── Data records

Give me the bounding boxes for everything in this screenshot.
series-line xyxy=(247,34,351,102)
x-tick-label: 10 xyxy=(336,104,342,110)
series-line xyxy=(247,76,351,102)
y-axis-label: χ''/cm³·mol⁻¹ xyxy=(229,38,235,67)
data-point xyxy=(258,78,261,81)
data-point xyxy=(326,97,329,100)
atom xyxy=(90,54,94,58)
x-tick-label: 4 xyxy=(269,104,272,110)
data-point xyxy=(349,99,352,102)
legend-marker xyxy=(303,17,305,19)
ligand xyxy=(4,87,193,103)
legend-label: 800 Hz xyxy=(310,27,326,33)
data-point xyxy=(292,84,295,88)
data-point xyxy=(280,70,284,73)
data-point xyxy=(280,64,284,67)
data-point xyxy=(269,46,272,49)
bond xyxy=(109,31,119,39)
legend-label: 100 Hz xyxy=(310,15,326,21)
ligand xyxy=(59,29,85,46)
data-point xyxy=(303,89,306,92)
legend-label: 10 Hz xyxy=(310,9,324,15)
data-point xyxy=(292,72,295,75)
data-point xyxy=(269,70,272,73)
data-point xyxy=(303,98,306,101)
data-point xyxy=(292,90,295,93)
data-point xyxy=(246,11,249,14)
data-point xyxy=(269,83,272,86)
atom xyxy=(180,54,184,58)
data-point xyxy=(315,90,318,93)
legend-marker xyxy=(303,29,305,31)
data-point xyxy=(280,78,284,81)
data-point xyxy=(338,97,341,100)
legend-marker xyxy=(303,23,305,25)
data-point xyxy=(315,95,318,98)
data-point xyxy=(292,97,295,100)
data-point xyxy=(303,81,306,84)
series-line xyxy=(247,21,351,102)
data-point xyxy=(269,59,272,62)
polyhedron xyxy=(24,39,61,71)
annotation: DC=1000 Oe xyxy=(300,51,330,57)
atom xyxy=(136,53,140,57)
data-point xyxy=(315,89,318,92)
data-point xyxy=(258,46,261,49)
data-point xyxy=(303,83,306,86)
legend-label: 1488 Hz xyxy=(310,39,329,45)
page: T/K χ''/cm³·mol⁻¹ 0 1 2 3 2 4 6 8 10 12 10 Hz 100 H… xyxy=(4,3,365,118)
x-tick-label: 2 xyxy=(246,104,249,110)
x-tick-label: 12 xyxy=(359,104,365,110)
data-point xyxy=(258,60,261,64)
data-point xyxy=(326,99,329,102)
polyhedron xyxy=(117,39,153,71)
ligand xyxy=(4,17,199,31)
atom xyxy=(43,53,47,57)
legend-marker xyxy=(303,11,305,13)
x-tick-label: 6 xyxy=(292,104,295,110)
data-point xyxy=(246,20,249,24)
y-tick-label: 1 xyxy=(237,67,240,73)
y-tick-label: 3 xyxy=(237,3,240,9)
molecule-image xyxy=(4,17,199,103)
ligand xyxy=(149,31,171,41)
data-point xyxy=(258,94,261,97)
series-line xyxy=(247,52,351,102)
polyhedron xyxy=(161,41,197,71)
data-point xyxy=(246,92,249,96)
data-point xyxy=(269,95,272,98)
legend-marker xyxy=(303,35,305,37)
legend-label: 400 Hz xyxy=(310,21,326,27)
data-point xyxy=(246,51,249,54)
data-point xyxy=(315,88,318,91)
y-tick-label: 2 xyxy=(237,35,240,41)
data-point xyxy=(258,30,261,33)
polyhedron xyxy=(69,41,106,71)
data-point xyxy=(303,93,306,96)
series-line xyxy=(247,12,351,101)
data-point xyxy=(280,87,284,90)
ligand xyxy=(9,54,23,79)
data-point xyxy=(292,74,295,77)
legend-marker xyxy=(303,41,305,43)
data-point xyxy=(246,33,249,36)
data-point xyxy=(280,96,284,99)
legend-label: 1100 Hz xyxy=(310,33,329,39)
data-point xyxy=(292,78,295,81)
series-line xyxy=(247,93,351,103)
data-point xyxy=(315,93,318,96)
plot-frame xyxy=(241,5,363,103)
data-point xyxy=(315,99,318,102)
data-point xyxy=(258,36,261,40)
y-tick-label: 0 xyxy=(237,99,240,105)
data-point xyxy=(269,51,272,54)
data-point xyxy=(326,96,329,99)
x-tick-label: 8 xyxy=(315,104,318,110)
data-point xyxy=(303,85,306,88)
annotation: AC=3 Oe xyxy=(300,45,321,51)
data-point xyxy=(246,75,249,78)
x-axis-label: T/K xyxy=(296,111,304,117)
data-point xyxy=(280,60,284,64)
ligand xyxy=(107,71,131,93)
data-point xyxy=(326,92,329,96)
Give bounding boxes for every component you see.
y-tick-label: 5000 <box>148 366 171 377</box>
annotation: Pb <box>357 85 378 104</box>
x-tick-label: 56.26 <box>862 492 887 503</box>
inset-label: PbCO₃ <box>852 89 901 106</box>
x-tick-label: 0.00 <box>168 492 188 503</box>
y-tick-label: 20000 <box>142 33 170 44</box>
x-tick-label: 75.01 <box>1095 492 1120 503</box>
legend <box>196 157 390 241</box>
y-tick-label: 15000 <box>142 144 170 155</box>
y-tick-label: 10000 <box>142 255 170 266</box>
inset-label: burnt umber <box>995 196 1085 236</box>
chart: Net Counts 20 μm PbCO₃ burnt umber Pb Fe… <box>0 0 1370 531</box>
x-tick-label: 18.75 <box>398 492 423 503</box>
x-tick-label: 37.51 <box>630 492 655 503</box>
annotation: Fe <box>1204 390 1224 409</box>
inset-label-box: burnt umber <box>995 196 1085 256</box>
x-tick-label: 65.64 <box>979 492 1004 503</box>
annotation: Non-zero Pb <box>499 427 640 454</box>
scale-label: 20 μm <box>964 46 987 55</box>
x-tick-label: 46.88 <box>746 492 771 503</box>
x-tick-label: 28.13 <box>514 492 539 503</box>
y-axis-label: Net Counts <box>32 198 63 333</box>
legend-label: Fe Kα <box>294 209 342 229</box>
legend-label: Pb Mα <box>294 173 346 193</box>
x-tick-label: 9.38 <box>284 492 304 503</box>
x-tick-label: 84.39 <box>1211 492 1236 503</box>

────

Task instructions
Put every row above into a numbered list and leave out any blank lines.

The solution
1. Give me the bounding boxes for everything in this screenshot.
2. series-line xyxy=(247,34,351,102)
3. x-tick-label: 10 xyxy=(336,104,342,110)
4. series-line xyxy=(247,76,351,102)
5. y-axis-label: χ''/cm³·mol⁻¹ xyxy=(229,38,235,67)
6. data-point xyxy=(258,78,261,81)
7. data-point xyxy=(326,97,329,100)
8. atom xyxy=(90,54,94,58)
9. x-tick-label: 4 xyxy=(269,104,272,110)
10. data-point xyxy=(349,99,352,102)
11. legend-marker xyxy=(303,17,305,19)
12. ligand xyxy=(4,87,193,103)
13. legend-label: 800 Hz xyxy=(310,27,326,33)
14. data-point xyxy=(292,84,295,88)
15. data-point xyxy=(280,70,284,73)
16. data-point xyxy=(280,64,284,67)
17. data-point xyxy=(269,46,272,49)
18. bond xyxy=(109,31,119,39)
19. legend-label: 100 Hz xyxy=(310,15,326,21)
20. ligand xyxy=(59,29,85,46)
21. data-point xyxy=(303,89,306,92)
22. legend-label: 10 Hz xyxy=(310,9,324,15)
23. data-point xyxy=(292,72,295,75)
24. data-point xyxy=(269,70,272,73)
25. data-point xyxy=(303,98,306,101)
26. data-point xyxy=(292,90,295,93)
27. data-point xyxy=(246,11,249,14)
28. data-point xyxy=(269,83,272,86)
29. atom xyxy=(180,54,184,58)
30. data-point xyxy=(315,90,318,93)
31. legend-marker xyxy=(303,29,305,31)
32. data-point xyxy=(280,78,284,81)
33. data-point xyxy=(338,97,341,100)
34. legend-marker xyxy=(303,23,305,25)
35. data-point xyxy=(315,95,318,98)
36. data-point xyxy=(292,97,295,100)
37. data-point xyxy=(303,81,306,84)
38. series-line xyxy=(247,21,351,102)
39. data-point xyxy=(269,59,272,62)
40. polyhedron xyxy=(24,39,61,71)
41. annotation: DC=1000 Oe xyxy=(300,51,330,57)
42. atom xyxy=(136,53,140,57)
43. data-point xyxy=(315,89,318,92)
44. data-point xyxy=(258,46,261,49)
45. data-point xyxy=(303,83,306,86)
46. legend-label: 1488 Hz xyxy=(310,39,329,45)
47. page: T/K χ''/cm³·mol⁻¹ 0 1 2 3 2 4 6 8 10 12 10 Hz 100 H… xyxy=(4,3,365,118)
48. x-tick-label: 2 xyxy=(246,104,249,110)
49. x-tick-label: 12 xyxy=(359,104,365,110)
50. data-point xyxy=(258,60,261,64)
51. data-point xyxy=(326,99,329,102)
52. polyhedron xyxy=(117,39,153,71)
53. ligand xyxy=(4,17,199,31)
54. atom xyxy=(43,53,47,57)
55. legend-marker xyxy=(303,11,305,13)
56. x-tick-label: 6 xyxy=(292,104,295,110)
57. data-point xyxy=(246,20,249,24)
58. y-tick-label: 1 xyxy=(237,67,240,73)
59. y-tick-label: 3 xyxy=(237,3,240,9)
60. molecule-image xyxy=(4,17,199,103)
61. ligand xyxy=(149,31,171,41)
62. data-point xyxy=(258,94,261,97)
63. series-line xyxy=(247,52,351,102)
64. polyhedron xyxy=(161,41,197,71)
65. data-point xyxy=(246,92,249,96)
66. data-point xyxy=(269,95,272,98)
67. legend-marker xyxy=(303,35,305,37)
68. legend-label: 400 Hz xyxy=(310,21,326,27)
69. data-point xyxy=(246,51,249,54)
70. data-point xyxy=(315,88,318,91)
71. y-tick-label: 2 xyxy=(237,35,240,41)
72. data-point xyxy=(258,30,261,33)
73. polyhedron xyxy=(69,41,106,71)
74. data-point xyxy=(303,93,306,96)
75. series-line xyxy=(247,12,351,101)
76. data-point xyxy=(280,87,284,90)
77. ligand xyxy=(9,54,23,79)
78. data-point xyxy=(292,74,295,77)
79. legend-marker xyxy=(303,41,305,43)
80. data-point xyxy=(246,33,249,36)
81. data-point xyxy=(280,96,284,99)
82. legend-label: 1100 Hz xyxy=(310,33,329,39)
83. data-point xyxy=(292,78,295,81)
84. series-line xyxy=(247,93,351,103)
85. data-point xyxy=(315,93,318,96)
86. plot-frame xyxy=(241,5,363,103)
87. data-point xyxy=(315,99,318,102)
88. data-point xyxy=(258,36,261,40)
89. y-tick-label: 0 xyxy=(237,99,240,105)
90. data-point xyxy=(269,51,272,54)
91. data-point xyxy=(326,96,329,99)
92. x-tick-label: 8 xyxy=(315,104,318,110)
93. data-point xyxy=(303,85,306,88)
94. annotation: AC=3 Oe xyxy=(300,45,321,51)
95. data-point xyxy=(246,75,249,78)
96. x-axis-label: T/K xyxy=(296,111,304,117)
97. data-point xyxy=(280,60,284,64)
98. ligand xyxy=(107,71,131,93)
99. data-point xyxy=(326,92,329,96)
100. Give bounding boxes for every component you see.
101. y-tick-label: 5000 <box>148 366 171 377</box>
102. annotation: Pb <box>357 85 378 104</box>
103. x-tick-label: 56.26 <box>862 492 887 503</box>
104. inset-label: PbCO₃ <box>852 89 901 106</box>
105. x-tick-label: 0.00 <box>168 492 188 503</box>
106. y-tick-label: 20000 <box>142 33 170 44</box>
107. x-tick-label: 75.01 <box>1095 492 1120 503</box>
108. legend <box>196 157 390 241</box>
109. y-tick-label: 15000 <box>142 144 170 155</box>
110. y-tick-label: 10000 <box>142 255 170 266</box>
111. inset-label: burnt umber <box>995 196 1085 236</box>
112. chart: Net Counts 20 μm PbCO₃ burnt umber Pb Fe… <box>0 0 1370 531</box>
113. x-tick-label: 18.75 <box>398 492 423 503</box>
114. x-tick-label: 37.51 <box>630 492 655 503</box>
115. annotation: Fe <box>1204 390 1224 409</box>
116. inset-label-box: burnt umber <box>995 196 1085 256</box>
117. x-tick-label: 65.64 <box>979 492 1004 503</box>
118. annotation: Non-zero Pb <box>499 427 640 454</box>
119. scale-label: 20 μm <box>964 46 987 55</box>
120. x-tick-label: 46.88 <box>746 492 771 503</box>
121. x-tick-label: 28.13 <box>514 492 539 503</box>
122. y-axis-label: Net Counts <box>32 198 63 333</box>
123. legend-label: Fe Kα <box>294 209 342 229</box>
124. legend-label: Pb Mα <box>294 173 346 193</box>
125. x-tick-label: 9.38 <box>284 492 304 503</box>
126. x-tick-label: 84.39 <box>1211 492 1236 503</box>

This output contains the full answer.